(Some records)
+-------+

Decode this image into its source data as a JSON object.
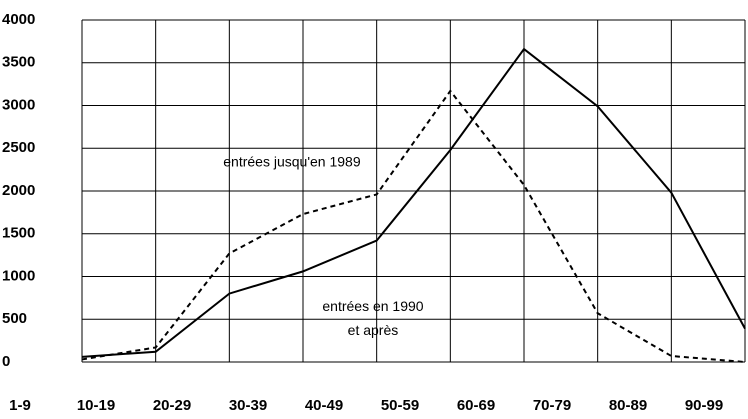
{
  "chart_data": {
    "type": "line",
    "categories": [
      "1-9",
      "10-19",
      "20-29",
      "30-39",
      "40-49",
      "50-59",
      "60-69",
      "70-79",
      "80-89",
      "90-99"
    ],
    "series": [
      {
        "color": "#000000",
        "dash": "solid",
        "values": [
          60,
          120,
          800,
          1060,
          1420,
          2480,
          3660,
          2990,
          1980,
          390
        ]
      },
      {
        "color": "#000000",
        "dash": "dashed",
        "values": [
          30,
          170,
          1270,
          1730,
          1960,
          3170,
          2070,
          570,
          70,
          0
        ]
      }
    ],
    "annotations": [
      {
        "text": "entrées jusqu'en 1989",
        "x": 2.85,
        "y": 2330
      },
      {
        "text": "entrées en 1990",
        "x": 3.95,
        "y": 640
      },
      {
        "text": "et après",
        "x": 3.95,
        "y": 360
      }
    ],
    "ylim": [
      0,
      4000
    ],
    "yticks": [
      0,
      500,
      1000,
      1500,
      2000,
      2500,
      3000,
      3500,
      4000
    ],
    "grid": true
  }
}
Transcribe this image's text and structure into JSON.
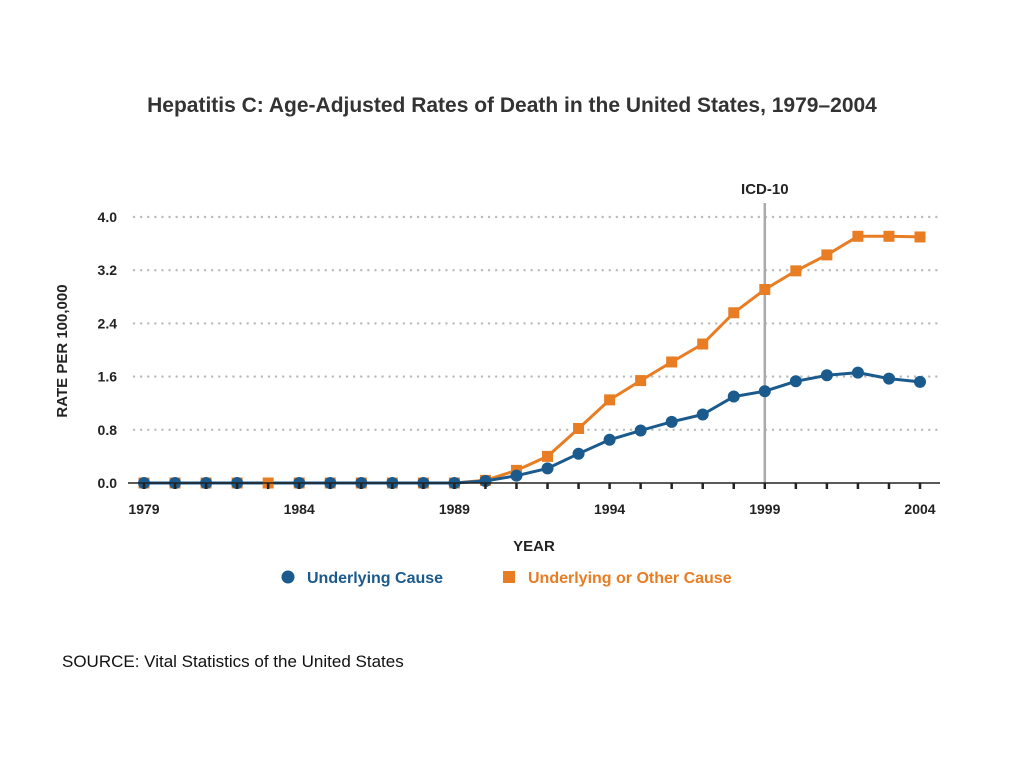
{
  "title": "Hepatitis C:  Age-Adjusted Rates of Death in the United States, 1979–2004",
  "source": "SOURCE:  Vital Statistics of the United States",
  "colors": {
    "underlying": "#1a5a8c",
    "other": "#e87d23",
    "marker_line": "#aaaaaa",
    "grid": "#bbbbbb"
  },
  "chart_data": {
    "type": "line",
    "xlabel": "YEAR",
    "ylabel": "RATE PER 100,000",
    "xlim": [
      1979,
      2004
    ],
    "ylim": [
      0,
      4.0
    ],
    "x_ticks": [
      1979,
      1984,
      1989,
      1994,
      1999,
      2004
    ],
    "y_ticks": [
      "0.0",
      "0.8",
      "1.6",
      "2.4",
      "3.2",
      "4.0"
    ],
    "grid": "horizontal dotted",
    "legend_position": "bottom",
    "vline": {
      "x": 1999,
      "label": "ICD-10"
    },
    "x": [
      1979,
      1980,
      1981,
      1982,
      1983,
      1984,
      1985,
      1986,
      1987,
      1988,
      1989,
      1990,
      1991,
      1992,
      1993,
      1994,
      1995,
      1996,
      1997,
      1998,
      1999,
      2000,
      2001,
      2002,
      2003,
      2004
    ],
    "series": [
      {
        "name": "Underlying Cause",
        "marker": "circle",
        "values": [
          0,
          0,
          0,
          0,
          null,
          0,
          0,
          0,
          0,
          0,
          0,
          0.03,
          0.11,
          0.22,
          0.44,
          0.65,
          0.79,
          0.92,
          1.03,
          1.3,
          1.38,
          1.53,
          1.62,
          1.66,
          1.57,
          1.52
        ]
      },
      {
        "name": "Underlying or Other Cause",
        "marker": "square",
        "values": [
          0,
          0,
          0,
          0,
          0,
          0,
          0,
          0,
          0,
          0,
          0,
          0.04,
          0.19,
          0.4,
          0.82,
          1.25,
          1.54,
          1.82,
          2.09,
          2.56,
          2.91,
          3.19,
          3.43,
          3.71,
          3.71,
          3.7
        ]
      }
    ]
  }
}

+-------+

GOAL: Reproduce the entries exactly. Do not carry over any picture.

EXERCISE OUTPUT:
Decode this image into its source data as a JSON object.
{
  "chart_data": {
    "type": "line",
    "categories": [
      "1-9",
      "10-19",
      "20-29",
      "30-39",
      "40-49",
      "50-59",
      "60-69",
      "70-79",
      "80-89",
      "90-99"
    ],
    "series": [
      {
        "color": "#000000",
        "dash": "solid",
        "values": [
          60,
          120,
          800,
          1060,
          1420,
          2480,
          3660,
          2990,
          1980,
          390
        ]
      },
      {
        "color": "#000000",
        "dash": "dashed",
        "values": [
          30,
          170,
          1270,
          1730,
          1960,
          3170,
          2070,
          570,
          70,
          0
        ]
      }
    ],
    "annotations": [
      {
        "text": "entrées jusqu'en 1989",
        "x": 2.85,
        "y": 2330
      },
      {
        "text": "entrées en 1990",
        "x": 3.95,
        "y": 640
      },
      {
        "text": "et après",
        "x": 3.95,
        "y": 360
      }
    ],
    "ylim": [
      0,
      4000
    ],
    "yticks": [
      0,
      500,
      1000,
      1500,
      2000,
      2500,
      3000,
      3500,
      4000
    ],
    "grid": true
  }
}
Transcribe this image's text and structure into JSON.
{
  "title": "Hepatitis C:  Age-Adjusted Rates of Death in the United States, 1979–2004",
  "source": "SOURCE:  Vital Statistics of the United States",
  "colors": {
    "underlying": "#1a5a8c",
    "other": "#e87d23",
    "marker_line": "#aaaaaa",
    "grid": "#bbbbbb"
  },
  "chart_data": {
    "type": "line",
    "xlabel": "YEAR",
    "ylabel": "RATE PER 100,000",
    "xlim": [
      1979,
      2004
    ],
    "ylim": [
      0,
      4.0
    ],
    "x_ticks": [
      1979,
      1984,
      1989,
      1994,
      1999,
      2004
    ],
    "y_ticks": [
      "0.0",
      "0.8",
      "1.6",
      "2.4",
      "3.2",
      "4.0"
    ],
    "grid": "horizontal dotted",
    "legend_position": "bottom",
    "vline": {
      "x": 1999,
      "label": "ICD-10"
    },
    "x": [
      1979,
      1980,
      1981,
      1982,
      1983,
      1984,
      1985,
      1986,
      1987,
      1988,
      1989,
      1990,
      1991,
      1992,
      1993,
      1994,
      1995,
      1996,
      1997,
      1998,
      1999,
      2000,
      2001,
      2002,
      2003,
      2004
    ],
    "series": [
      {
        "name": "Underlying Cause",
        "marker": "circle",
        "values": [
          0,
          0,
          0,
          0,
          null,
          0,
          0,
          0,
          0,
          0,
          0,
          0.03,
          0.11,
          0.22,
          0.44,
          0.65,
          0.79,
          0.92,
          1.03,
          1.3,
          1.38,
          1.53,
          1.62,
          1.66,
          1.57,
          1.52
        ]
      },
      {
        "name": "Underlying or Other Cause",
        "marker": "square",
        "values": [
          0,
          0,
          0,
          0,
          0,
          0,
          0,
          0,
          0,
          0,
          0,
          0.04,
          0.19,
          0.4,
          0.82,
          1.25,
          1.54,
          1.82,
          2.09,
          2.56,
          2.91,
          3.19,
          3.43,
          3.71,
          3.71,
          3.7
        ]
      }
    ]
  }
}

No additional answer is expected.